Records for the task:

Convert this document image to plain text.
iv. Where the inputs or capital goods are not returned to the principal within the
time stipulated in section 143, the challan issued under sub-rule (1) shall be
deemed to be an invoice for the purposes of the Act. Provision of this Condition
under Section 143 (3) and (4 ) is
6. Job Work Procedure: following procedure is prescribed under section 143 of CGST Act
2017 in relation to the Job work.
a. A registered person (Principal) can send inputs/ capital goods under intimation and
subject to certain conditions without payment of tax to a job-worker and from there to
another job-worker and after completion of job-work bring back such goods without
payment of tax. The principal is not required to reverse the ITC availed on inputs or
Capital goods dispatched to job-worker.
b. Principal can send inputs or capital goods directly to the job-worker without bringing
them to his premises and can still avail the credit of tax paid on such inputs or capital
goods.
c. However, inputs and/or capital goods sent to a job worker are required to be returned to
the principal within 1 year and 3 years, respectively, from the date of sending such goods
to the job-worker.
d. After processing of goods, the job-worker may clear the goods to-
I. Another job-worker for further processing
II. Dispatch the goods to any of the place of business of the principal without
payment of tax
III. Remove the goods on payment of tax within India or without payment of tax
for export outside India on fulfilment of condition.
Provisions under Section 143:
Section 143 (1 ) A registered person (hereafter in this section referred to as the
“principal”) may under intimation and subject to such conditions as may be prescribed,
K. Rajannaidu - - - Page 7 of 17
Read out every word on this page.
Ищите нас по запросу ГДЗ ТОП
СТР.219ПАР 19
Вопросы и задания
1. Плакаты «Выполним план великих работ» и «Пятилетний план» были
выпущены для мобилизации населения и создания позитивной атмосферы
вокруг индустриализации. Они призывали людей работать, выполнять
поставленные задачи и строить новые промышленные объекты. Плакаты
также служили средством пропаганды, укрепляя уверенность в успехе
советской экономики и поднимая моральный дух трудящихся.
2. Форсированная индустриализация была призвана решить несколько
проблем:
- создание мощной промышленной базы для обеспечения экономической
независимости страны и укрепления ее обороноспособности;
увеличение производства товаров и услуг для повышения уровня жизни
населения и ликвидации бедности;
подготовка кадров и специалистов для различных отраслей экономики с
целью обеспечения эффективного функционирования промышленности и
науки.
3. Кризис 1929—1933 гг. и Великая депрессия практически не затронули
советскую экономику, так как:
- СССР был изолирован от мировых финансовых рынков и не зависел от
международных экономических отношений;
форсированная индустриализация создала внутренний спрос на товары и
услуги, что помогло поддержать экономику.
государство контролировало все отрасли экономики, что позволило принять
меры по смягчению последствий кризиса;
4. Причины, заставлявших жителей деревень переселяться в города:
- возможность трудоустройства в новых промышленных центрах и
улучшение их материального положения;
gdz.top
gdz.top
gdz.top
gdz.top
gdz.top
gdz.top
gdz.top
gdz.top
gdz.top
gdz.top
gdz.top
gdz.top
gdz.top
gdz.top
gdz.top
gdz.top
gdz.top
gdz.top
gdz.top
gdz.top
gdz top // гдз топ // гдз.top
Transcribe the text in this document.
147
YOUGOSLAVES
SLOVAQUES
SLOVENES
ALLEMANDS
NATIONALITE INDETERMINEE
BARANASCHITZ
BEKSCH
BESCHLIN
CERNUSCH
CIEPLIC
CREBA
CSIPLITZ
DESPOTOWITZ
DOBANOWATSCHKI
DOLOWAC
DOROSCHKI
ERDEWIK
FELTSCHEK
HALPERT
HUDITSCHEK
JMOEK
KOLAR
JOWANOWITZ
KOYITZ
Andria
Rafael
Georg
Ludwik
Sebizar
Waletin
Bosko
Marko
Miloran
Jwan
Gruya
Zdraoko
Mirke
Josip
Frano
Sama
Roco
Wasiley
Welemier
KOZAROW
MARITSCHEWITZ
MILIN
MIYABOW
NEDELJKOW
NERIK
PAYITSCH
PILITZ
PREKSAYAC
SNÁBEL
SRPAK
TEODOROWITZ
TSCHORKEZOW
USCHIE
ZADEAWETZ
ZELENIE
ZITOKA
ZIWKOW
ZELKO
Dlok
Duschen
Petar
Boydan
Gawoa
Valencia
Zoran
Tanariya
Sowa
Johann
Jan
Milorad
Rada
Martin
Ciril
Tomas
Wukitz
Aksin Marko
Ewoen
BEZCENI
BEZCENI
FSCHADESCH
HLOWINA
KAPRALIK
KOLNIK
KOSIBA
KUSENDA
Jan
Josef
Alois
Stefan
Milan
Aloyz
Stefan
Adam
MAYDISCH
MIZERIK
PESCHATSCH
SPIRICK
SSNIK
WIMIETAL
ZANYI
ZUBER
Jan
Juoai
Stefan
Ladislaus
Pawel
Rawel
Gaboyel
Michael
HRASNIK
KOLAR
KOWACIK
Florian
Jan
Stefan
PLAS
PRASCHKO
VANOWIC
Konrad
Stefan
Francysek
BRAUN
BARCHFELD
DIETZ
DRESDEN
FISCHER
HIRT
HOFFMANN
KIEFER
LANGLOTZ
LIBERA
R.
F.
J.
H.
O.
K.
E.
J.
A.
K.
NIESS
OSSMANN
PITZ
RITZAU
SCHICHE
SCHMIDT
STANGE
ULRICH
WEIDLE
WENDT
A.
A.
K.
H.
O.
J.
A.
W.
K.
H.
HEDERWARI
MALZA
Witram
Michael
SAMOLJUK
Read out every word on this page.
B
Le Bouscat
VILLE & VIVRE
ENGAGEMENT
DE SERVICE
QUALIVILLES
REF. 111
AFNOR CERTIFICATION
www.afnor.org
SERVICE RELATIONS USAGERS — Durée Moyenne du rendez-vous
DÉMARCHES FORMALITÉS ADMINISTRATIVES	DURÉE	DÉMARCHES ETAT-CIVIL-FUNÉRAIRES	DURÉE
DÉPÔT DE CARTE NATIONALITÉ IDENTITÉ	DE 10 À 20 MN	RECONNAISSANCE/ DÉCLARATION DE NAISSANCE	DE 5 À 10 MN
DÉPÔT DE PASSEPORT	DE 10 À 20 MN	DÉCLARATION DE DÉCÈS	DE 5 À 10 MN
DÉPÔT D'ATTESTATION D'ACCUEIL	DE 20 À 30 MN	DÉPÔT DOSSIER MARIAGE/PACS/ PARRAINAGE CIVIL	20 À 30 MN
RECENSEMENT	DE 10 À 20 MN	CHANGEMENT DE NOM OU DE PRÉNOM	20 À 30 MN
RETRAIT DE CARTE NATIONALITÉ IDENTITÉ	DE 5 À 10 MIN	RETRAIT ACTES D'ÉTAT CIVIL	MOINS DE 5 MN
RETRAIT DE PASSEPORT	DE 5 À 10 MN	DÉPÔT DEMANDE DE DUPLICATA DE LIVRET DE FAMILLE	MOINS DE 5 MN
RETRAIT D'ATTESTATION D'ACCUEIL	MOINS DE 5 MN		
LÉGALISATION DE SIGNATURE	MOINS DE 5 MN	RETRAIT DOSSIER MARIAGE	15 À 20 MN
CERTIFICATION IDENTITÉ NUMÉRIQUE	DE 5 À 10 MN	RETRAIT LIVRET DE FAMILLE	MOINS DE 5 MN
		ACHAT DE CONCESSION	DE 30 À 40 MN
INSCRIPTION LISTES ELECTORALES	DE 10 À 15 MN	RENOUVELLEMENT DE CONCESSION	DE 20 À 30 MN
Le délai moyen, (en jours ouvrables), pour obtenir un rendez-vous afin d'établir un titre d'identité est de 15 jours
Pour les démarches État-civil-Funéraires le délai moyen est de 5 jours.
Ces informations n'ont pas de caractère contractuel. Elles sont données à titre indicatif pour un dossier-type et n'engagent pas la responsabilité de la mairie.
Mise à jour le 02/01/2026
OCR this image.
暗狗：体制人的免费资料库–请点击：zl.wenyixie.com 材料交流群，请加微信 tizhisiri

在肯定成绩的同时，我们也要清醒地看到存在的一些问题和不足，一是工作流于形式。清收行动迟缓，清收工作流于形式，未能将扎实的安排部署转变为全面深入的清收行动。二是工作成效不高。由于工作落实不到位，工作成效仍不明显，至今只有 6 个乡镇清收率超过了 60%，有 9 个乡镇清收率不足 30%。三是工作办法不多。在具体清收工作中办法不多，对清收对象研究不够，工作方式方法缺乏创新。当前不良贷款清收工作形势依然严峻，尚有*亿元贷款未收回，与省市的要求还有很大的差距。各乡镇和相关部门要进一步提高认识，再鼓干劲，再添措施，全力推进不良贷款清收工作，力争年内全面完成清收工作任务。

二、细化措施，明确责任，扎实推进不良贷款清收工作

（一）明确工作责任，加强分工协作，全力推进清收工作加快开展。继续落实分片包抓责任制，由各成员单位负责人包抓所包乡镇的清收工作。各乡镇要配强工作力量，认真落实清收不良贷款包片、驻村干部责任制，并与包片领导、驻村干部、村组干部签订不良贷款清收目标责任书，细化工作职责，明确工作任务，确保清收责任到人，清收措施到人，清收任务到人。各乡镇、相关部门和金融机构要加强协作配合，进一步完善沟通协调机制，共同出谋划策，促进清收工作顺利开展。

Task directions:
Search the preceding listing for the word "населения" and pull out every line that holds it.

Reply:
выпущены для мобилизации населения и создания позитивной атмосферы
населения и ликвидации бедности;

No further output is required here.